Restate the entries below word for word, omitting nothing.

[Start of DATASET CONTENT]

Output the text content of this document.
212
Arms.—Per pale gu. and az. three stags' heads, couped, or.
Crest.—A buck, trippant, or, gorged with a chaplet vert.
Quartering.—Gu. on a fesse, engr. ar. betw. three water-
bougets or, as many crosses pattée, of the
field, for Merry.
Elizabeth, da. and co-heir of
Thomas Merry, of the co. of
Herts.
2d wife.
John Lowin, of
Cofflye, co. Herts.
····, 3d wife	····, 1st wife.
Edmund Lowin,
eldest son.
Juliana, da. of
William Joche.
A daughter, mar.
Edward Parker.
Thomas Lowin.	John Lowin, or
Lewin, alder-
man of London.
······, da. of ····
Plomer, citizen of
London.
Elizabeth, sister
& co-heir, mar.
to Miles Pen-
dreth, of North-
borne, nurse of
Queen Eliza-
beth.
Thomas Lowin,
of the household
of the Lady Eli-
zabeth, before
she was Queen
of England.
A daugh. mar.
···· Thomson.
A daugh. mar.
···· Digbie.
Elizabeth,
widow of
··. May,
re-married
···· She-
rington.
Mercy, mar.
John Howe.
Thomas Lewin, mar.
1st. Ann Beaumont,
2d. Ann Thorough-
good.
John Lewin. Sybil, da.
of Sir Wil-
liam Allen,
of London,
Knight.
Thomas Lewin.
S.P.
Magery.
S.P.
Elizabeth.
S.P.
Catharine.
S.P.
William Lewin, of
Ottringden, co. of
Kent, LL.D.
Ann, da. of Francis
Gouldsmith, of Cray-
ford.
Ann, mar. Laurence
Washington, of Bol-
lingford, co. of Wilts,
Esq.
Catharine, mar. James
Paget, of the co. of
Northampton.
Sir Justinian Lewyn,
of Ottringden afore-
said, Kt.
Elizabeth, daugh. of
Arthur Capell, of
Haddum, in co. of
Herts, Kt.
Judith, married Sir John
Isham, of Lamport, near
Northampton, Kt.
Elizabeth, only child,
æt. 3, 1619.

[End of DATASET CONTENT]

= CORRECT ANSWER =
Output the text content of this document.
212
Arms.—Per pale gu. and az. three stags' heads, couped, or.
Crest.—A buck, trippant, or, gorged with a chaplet vert.
Quartering.—Gu. on a fesse, engr. ar. betw. three water-
bougets or, as many crosses pattée, of the
field, for Merry.
Elizabeth, da. and co-heir of
Thomas Merry, of the co. of
Herts.
2d wife.
John Lowin, of
Cofflye, co. Herts.
····, 3d wife	····, 1st wife.
Edmund Lowin,
eldest son.
Juliana, da. of
William Joche.
A daughter, mar.
Edward Parker.
Thomas Lowin.	John Lowin, or
Lewin, alder-
man of London.
······, da. of ····
Plomer, citizen of
London.
Elizabeth, sister
& co-heir, mar.
to Miles Pen-
dreth, of North-
borne, nurse of
Queen Eliza-
beth.
Thomas Lowin,
of the household
of the Lady Eli-
zabeth, before
she was Queen
of England.
A daugh. mar.
···· Thomson.
A daugh. mar.
···· Digbie.
Elizabeth,
widow of
··. May,
re-married
···· She-
rington.
Mercy, mar.
John Howe.
Thomas Lewin, mar.
1st. Ann Beaumont,
2d. Ann Thorough-
good.
John Lewin. Sybil, da.
of Sir Wil-
liam Allen,
of London,
Knight.
Thomas Lewin.
S.P.
Magery.
S.P.
Elizabeth.
S.P.
Catharine.
S.P.
William Lewin, of
Ottringden, co. of
Kent, LL.D.
Ann, da. of Francis
Gouldsmith, of Cray-
ford.
Ann, mar. Laurence
Washington, of Bol-
lingford, co. of Wilts,
Esq.
Catharine, mar. James
Paget, of the co. of
Northampton.
Sir Justinian Lewyn,
of Ottringden afore-
said, Kt.
Elizabeth, daugh. of
Arthur Capell, of
Haddum, in co. of
Herts, Kt.
Judith, married Sir John
Isham, of Lamport, near
Northampton, Kt.
Elizabeth, only child,
æt. 3, 1619.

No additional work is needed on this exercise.